→ DESCRIPTION OF THE TASK
All of the data must be printed exactly; please include every line.

→ DATA FOR THE TASK

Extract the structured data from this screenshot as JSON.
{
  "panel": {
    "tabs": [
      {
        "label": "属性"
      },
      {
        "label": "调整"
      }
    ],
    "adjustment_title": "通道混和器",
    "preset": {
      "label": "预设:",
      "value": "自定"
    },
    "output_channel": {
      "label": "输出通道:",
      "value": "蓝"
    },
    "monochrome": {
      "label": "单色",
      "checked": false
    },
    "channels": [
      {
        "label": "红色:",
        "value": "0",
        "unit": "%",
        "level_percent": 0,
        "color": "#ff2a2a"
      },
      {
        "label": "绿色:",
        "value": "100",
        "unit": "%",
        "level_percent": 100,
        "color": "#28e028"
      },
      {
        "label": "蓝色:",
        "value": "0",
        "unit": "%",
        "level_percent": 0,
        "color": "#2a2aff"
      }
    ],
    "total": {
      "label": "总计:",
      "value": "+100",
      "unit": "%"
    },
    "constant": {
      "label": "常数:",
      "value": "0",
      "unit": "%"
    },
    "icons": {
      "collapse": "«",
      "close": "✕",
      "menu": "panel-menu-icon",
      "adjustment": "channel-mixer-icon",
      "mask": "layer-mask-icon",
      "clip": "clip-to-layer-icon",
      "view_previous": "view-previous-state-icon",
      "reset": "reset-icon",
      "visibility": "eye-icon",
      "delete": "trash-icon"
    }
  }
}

→ COMPLETE RESPONSE
Extract the structured data from this screenshot as JSON.
{
  "panel": {
    "tabs": [
      {
        "label": "属性"
      },
      {
        "label": "调整"
      }
    ],
    "adjustment_title": "通道混和器",
    "preset": {
      "label": "预设:",
      "value": "自定"
    },
    "output_channel": {
      "label": "输出通道:",
      "value": "蓝"
    },
    "monochrome": {
      "label": "单色",
      "checked": false
    },
    "channels": [
      {
        "label": "红色:",
        "value": "0",
        "unit": "%",
        "level_percent": 0,
        "color": "#ff2a2a"
      },
      {
        "label": "绿色:",
        "value": "100",
        "unit": "%",
        "level_percent": 100,
        "color": "#28e028"
      },
      {
        "label": "蓝色:",
        "value": "0",
        "unit": "%",
        "level_percent": 0,
        "color": "#2a2aff"
      }
    ],
    "total": {
      "label": "总计:",
      "value": "+100",
      "unit": "%"
    },
    "constant": {
      "label": "常数:",
      "value": "0",
      "unit": "%"
    },
    "icons": {
      "collapse": "«",
      "close": "✕",
      "menu": "panel-menu-icon",
      "adjustment": "channel-mixer-icon",
      "mask": "layer-mask-icon",
      "clip": "clip-to-layer-icon",
      "view_previous": "view-previous-state-icon",
      "reset": "reset-icon",
      "visibility": "eye-icon",
      "delete": "trash-icon"
    }
  }
}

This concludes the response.